-- Provided information start --

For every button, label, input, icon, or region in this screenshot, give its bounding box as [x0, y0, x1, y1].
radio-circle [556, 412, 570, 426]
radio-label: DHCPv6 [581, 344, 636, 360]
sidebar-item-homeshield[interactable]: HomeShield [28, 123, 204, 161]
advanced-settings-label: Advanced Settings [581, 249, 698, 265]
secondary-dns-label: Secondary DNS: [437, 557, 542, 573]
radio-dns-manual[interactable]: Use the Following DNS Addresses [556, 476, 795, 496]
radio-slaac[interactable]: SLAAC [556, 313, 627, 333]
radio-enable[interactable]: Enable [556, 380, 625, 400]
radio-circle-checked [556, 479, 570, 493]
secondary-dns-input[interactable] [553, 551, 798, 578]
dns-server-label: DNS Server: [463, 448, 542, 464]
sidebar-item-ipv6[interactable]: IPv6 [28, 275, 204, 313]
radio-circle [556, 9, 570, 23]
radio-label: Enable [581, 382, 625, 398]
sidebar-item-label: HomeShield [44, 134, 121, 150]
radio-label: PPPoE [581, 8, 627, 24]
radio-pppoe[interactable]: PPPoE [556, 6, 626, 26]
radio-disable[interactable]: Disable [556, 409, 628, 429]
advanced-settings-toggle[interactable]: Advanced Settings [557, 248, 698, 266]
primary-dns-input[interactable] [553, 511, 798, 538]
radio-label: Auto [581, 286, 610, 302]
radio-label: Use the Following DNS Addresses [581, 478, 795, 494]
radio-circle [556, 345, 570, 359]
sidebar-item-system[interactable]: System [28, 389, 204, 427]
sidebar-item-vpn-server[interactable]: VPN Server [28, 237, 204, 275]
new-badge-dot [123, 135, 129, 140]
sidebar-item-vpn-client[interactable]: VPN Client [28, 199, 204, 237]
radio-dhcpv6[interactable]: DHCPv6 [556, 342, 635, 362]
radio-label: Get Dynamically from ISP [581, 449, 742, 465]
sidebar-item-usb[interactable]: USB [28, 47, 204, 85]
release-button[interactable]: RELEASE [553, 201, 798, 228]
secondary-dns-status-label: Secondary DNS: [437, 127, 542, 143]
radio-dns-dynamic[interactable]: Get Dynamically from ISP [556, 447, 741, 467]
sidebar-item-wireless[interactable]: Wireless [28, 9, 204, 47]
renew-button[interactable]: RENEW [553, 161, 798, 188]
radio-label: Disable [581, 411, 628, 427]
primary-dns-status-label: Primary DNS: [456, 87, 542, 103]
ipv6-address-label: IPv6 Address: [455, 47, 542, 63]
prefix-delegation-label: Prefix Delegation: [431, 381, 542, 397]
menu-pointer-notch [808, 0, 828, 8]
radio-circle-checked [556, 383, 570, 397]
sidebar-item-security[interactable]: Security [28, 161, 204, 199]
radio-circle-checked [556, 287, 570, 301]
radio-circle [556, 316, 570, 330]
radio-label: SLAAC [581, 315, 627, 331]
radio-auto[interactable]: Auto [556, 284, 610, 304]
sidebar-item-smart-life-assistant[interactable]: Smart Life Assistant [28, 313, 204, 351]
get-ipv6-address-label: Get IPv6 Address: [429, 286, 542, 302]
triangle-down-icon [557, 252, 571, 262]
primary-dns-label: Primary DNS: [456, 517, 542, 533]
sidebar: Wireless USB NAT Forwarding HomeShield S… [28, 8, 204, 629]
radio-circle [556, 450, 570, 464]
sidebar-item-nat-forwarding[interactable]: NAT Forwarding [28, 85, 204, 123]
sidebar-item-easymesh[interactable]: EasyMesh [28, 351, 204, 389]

-- Provided information end --

Task prompt
Reproduce the listing in full, substituting "Alternate DNS" for each occurrence of "Secondary DNS" and leaving every other part unchanged.

Final result
For every button, label, input, icon, or region in this screenshot, give its bounding box as [x0, y0, x1, y1].
radio-circle [556, 412, 570, 426]
radio-label: DHCPv6 [581, 344, 636, 360]
sidebar-item-homeshield[interactable]: HomeShield [28, 123, 204, 161]
advanced-settings-label: Advanced Settings [581, 249, 698, 265]
secondary-dns-label: Alternate DNS: [437, 557, 542, 573]
radio-dns-manual[interactable]: Use the Following DNS Addresses [556, 476, 795, 496]
radio-slaac[interactable]: SLAAC [556, 313, 627, 333]
radio-enable[interactable]: Enable [556, 380, 625, 400]
radio-circle-checked [556, 479, 570, 493]
secondary-dns-input[interactable] [553, 551, 798, 578]
dns-server-label: DNS Server: [463, 448, 542, 464]
sidebar-item-ipv6[interactable]: IPv6 [28, 275, 204, 313]
radio-circle [556, 9, 570, 23]
radio-label: Enable [581, 382, 625, 398]
sidebar-item-label: HomeShield [44, 134, 121, 150]
radio-label: PPPoE [581, 8, 627, 24]
radio-pppoe[interactable]: PPPoE [556, 6, 626, 26]
radio-disable[interactable]: Disable [556, 409, 628, 429]
advanced-settings-toggle[interactable]: Advanced Settings [557, 248, 698, 266]
primary-dns-input[interactable] [553, 511, 798, 538]
radio-label: Auto [581, 286, 610, 302]
radio-label: Use the Following DNS Addresses [581, 478, 795, 494]
radio-circle [556, 345, 570, 359]
sidebar-item-system[interactable]: System [28, 389, 204, 427]
sidebar-item-vpn-server[interactable]: VPN Server [28, 237, 204, 275]
new-badge-dot [123, 135, 129, 140]
sidebar-item-vpn-client[interactable]: VPN Client [28, 199, 204, 237]
radio-dhcpv6[interactable]: DHCPv6 [556, 342, 635, 362]
radio-label: Get Dynamically from ISP [581, 449, 742, 465]
sidebar-item-usb[interactable]: USB [28, 47, 204, 85]
release-button[interactable]: RELEASE [553, 201, 798, 228]
secondary-dns-status-label: Alternate DNS: [437, 127, 542, 143]
radio-dns-dynamic[interactable]: Get Dynamically from ISP [556, 447, 741, 467]
sidebar-item-wireless[interactable]: Wireless [28, 9, 204, 47]
renew-button[interactable]: RENEW [553, 161, 798, 188]
radio-label: Disable [581, 411, 628, 427]
primary-dns-status-label: Primary DNS: [456, 87, 542, 103]
ipv6-address-label: IPv6 Address: [455, 47, 542, 63]
prefix-delegation-label: Prefix Delegation: [431, 381, 542, 397]
menu-pointer-notch [808, 0, 828, 8]
radio-circle-checked [556, 383, 570, 397]
sidebar-item-security[interactable]: Security [28, 161, 204, 199]
radio-circle-checked [556, 287, 570, 301]
radio-circle [556, 316, 570, 330]
radio-label: SLAAC [581, 315, 627, 331]
radio-auto[interactable]: Auto [556, 284, 610, 304]
sidebar-item-smart-life-assistant[interactable]: Smart Life Assistant [28, 313, 204, 351]
get-ipv6-address-label: Get IPv6 Address: [429, 286, 542, 302]
triangle-down-icon [557, 252, 571, 262]
primary-dns-label: Primary DNS: [456, 517, 542, 533]
sidebar: Wireless USB NAT Forwarding HomeShield S… [28, 8, 204, 629]
radio-circle [556, 450, 570, 464]
sidebar-item-nat-forwarding[interactable]: NAT Forwarding [28, 85, 204, 123]
sidebar-item-easymesh[interactable]: EasyMesh [28, 351, 204, 389]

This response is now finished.